Format the lines that begin with the one containing "menu-icon[interactable]: ⋮ xyxy=(1723,112,1740,132)" and end with the one containing "edge-icon[interactable]: ◉ xyxy=(944,917,976,949)", both included, as a numbered list with blank lines omitted.

[Material to process]
/---

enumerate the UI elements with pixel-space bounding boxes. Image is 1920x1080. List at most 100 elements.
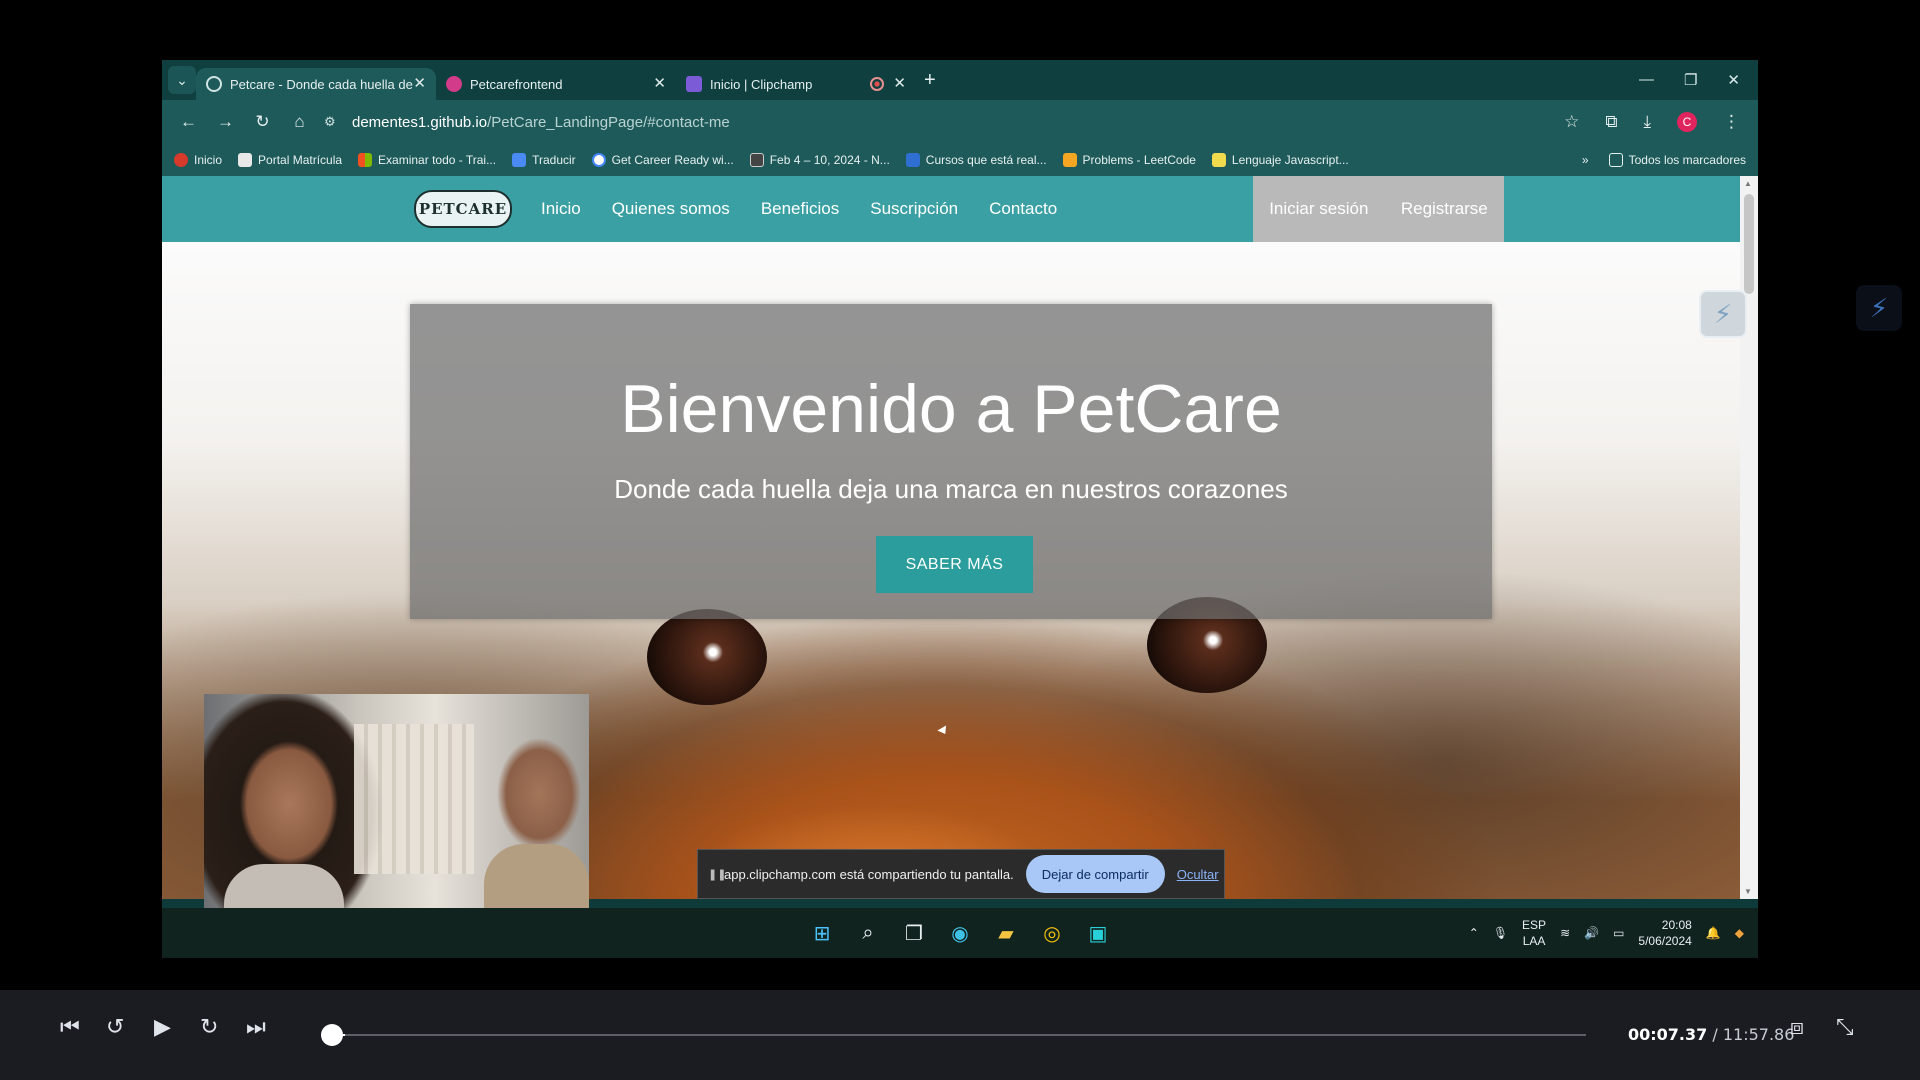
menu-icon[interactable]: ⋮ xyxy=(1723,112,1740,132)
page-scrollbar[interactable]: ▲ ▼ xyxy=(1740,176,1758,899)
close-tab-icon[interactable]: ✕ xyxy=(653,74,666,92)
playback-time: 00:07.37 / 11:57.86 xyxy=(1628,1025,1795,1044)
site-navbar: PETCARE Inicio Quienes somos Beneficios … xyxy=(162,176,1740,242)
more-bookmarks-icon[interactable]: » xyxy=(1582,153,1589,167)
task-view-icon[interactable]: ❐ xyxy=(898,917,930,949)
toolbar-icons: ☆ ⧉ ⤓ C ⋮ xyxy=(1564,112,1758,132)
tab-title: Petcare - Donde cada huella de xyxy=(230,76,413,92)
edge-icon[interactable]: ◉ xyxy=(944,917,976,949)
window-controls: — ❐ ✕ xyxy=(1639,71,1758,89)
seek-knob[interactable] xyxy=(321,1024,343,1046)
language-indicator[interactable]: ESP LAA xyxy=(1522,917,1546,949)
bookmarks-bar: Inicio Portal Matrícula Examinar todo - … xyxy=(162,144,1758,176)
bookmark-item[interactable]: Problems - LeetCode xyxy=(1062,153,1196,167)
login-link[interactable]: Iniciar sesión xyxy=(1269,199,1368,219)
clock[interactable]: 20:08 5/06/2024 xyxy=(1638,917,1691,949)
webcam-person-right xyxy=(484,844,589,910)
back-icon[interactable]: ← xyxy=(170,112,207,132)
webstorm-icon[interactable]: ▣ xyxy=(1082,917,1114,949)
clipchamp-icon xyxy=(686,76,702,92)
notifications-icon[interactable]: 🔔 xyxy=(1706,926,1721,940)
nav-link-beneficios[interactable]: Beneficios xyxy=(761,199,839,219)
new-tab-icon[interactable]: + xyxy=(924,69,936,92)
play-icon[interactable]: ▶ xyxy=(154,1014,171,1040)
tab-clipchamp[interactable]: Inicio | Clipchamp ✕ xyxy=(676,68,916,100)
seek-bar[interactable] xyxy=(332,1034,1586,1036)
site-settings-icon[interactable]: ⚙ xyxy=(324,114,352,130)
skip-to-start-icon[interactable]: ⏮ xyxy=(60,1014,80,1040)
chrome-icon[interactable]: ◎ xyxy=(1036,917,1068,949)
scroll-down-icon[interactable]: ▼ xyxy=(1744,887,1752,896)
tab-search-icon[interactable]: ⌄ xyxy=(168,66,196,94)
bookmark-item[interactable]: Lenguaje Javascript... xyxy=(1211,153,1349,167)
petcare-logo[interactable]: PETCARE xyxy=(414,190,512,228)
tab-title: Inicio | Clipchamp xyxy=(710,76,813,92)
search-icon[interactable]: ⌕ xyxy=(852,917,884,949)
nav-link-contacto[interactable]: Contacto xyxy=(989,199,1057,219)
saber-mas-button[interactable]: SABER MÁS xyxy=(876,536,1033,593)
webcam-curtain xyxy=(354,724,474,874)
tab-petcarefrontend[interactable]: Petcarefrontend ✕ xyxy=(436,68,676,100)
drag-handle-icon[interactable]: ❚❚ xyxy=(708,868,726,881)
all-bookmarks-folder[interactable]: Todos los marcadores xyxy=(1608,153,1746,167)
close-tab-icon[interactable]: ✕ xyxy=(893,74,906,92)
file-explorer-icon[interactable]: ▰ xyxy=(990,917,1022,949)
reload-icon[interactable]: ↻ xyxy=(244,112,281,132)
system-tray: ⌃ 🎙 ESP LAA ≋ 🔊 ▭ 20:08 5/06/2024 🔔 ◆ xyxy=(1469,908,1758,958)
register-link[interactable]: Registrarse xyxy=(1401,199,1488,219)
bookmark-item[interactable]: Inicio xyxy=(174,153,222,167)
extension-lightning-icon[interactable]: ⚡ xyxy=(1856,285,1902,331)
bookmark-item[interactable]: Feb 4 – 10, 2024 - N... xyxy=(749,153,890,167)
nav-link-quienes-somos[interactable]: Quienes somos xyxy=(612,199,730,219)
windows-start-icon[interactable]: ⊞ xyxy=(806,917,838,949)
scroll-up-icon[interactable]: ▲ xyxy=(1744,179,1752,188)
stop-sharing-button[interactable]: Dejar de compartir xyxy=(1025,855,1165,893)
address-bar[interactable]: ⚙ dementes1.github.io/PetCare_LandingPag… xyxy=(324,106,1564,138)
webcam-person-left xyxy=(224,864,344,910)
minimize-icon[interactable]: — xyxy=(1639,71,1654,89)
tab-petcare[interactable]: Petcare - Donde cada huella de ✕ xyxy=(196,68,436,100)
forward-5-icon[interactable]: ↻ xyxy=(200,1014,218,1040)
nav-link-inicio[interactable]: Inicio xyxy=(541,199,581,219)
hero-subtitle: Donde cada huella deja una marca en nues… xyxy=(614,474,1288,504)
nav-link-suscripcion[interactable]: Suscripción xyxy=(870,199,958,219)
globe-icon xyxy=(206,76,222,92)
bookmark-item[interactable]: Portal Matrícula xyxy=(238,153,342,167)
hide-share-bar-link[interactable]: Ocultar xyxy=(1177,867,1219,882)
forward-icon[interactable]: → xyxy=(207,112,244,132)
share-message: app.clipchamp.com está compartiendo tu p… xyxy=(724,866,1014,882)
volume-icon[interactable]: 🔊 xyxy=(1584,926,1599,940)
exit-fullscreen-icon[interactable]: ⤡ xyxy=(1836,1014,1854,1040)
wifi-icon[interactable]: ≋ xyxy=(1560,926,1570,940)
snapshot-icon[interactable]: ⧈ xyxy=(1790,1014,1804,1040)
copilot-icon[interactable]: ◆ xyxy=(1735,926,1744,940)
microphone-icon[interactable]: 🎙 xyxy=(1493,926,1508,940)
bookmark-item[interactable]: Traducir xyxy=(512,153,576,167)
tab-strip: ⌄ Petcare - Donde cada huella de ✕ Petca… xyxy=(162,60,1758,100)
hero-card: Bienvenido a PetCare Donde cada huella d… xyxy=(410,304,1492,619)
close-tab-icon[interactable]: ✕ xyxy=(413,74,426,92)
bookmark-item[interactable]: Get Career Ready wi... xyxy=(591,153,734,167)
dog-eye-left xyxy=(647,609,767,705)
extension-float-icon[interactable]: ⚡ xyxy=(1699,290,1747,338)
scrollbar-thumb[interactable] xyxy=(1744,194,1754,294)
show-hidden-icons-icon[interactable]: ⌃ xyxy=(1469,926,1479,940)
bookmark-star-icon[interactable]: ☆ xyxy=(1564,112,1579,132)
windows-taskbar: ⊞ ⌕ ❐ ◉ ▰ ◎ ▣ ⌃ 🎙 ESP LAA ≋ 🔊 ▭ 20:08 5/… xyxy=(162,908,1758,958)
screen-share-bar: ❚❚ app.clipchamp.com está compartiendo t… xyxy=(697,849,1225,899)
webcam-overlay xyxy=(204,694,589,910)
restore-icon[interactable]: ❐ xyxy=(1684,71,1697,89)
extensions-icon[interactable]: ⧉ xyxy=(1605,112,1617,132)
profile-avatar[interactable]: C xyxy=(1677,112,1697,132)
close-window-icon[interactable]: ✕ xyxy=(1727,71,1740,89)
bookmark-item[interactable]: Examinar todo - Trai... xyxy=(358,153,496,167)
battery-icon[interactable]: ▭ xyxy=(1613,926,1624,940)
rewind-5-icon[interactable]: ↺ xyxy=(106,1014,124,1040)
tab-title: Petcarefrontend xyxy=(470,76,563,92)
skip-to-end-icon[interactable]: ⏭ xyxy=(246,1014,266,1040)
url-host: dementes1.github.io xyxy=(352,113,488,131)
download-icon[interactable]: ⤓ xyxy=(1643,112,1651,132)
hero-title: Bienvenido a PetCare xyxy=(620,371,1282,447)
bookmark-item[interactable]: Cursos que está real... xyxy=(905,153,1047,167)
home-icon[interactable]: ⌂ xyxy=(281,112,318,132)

\---

[Reply]
1. menu-icon[interactable]: ⋮ xyxy=(1723,112,1740,132)
2. page-scrollbar[interactable]: ▲ ▼ xyxy=(1740,176,1758,899)
3. close-tab-icon[interactable]: ✕ xyxy=(653,74,666,92)
4. playback-time: 00:07.37 / 11:57.86 xyxy=(1628,1025,1795,1044)
5. site-navbar: PETCARE Inicio Quienes somos Beneficios … xyxy=(162,176,1740,242)
6. more-bookmarks-icon[interactable]: » xyxy=(1582,153,1589,167)
7. task-view-icon[interactable]: ❐ xyxy=(898,917,930,949)
8. toolbar-icons: ☆ ⧉ ⤓ C ⋮ xyxy=(1564,112,1758,132)
9. tab-title: Petcare - Donde cada huella de xyxy=(230,76,413,92)
10. edge-icon[interactable]: ◉ xyxy=(944,917,976,949)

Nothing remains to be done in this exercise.